- AIM OF THE TASK -
Copy each line below in which the string "Böttchergewerbe" occurs.

- MATERIALS PROVIDED -
###

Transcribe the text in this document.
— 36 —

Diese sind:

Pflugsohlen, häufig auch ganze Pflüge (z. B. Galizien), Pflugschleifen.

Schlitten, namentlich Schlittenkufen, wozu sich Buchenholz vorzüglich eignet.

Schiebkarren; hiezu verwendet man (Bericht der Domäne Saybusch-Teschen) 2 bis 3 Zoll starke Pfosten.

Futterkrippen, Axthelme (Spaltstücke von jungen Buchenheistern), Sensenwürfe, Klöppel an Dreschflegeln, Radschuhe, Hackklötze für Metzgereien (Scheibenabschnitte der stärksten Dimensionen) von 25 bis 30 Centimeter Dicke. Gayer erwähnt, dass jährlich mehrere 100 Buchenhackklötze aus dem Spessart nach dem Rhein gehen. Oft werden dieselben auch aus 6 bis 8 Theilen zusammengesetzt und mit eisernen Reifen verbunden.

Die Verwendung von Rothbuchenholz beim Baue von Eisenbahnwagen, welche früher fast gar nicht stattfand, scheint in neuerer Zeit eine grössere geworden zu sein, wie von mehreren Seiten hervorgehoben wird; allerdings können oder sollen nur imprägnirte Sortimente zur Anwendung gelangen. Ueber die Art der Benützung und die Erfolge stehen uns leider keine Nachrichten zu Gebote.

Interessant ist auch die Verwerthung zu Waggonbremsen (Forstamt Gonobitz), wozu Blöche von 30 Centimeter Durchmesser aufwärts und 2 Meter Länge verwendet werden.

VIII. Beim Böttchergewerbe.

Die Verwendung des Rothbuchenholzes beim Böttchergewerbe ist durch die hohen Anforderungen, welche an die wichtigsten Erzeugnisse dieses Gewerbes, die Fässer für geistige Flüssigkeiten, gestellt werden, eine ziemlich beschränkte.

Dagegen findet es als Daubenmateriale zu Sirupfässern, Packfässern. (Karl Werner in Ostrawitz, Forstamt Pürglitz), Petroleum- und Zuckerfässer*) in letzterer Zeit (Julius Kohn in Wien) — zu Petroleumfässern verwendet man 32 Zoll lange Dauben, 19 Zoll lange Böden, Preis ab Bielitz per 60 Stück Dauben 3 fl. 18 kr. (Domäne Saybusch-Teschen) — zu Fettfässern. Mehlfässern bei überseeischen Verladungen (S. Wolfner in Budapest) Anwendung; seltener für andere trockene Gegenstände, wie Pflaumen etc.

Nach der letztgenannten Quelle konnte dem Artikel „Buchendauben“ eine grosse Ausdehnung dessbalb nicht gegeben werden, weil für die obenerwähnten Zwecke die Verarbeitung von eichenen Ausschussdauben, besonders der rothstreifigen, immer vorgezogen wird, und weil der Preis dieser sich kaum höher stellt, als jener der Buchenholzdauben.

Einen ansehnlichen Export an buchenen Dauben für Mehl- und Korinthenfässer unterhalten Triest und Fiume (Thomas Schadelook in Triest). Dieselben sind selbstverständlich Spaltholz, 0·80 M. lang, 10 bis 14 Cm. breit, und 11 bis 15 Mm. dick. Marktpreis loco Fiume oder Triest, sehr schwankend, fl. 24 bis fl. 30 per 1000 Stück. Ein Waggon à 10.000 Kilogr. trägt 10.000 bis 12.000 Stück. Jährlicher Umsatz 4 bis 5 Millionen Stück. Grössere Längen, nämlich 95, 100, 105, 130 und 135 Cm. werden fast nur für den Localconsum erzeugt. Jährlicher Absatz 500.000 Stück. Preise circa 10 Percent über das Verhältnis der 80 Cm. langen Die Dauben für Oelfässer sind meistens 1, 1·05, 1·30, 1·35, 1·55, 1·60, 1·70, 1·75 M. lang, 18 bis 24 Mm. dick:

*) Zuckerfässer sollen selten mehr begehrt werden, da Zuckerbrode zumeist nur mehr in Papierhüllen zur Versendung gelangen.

###

- WRITTEN SOLUTION -
VIII. Beim Böttchergewerbe.
Die Verwendung des Rothbuchenholzes beim Böttchergewerbe ist durch die hohen Anforderungen, welche an die wichtigsten Erzeugnisse dieses Gewerbes, die Fässer für geistige Flüssigkeiten, gestellt werden, eine ziemlich beschränkte.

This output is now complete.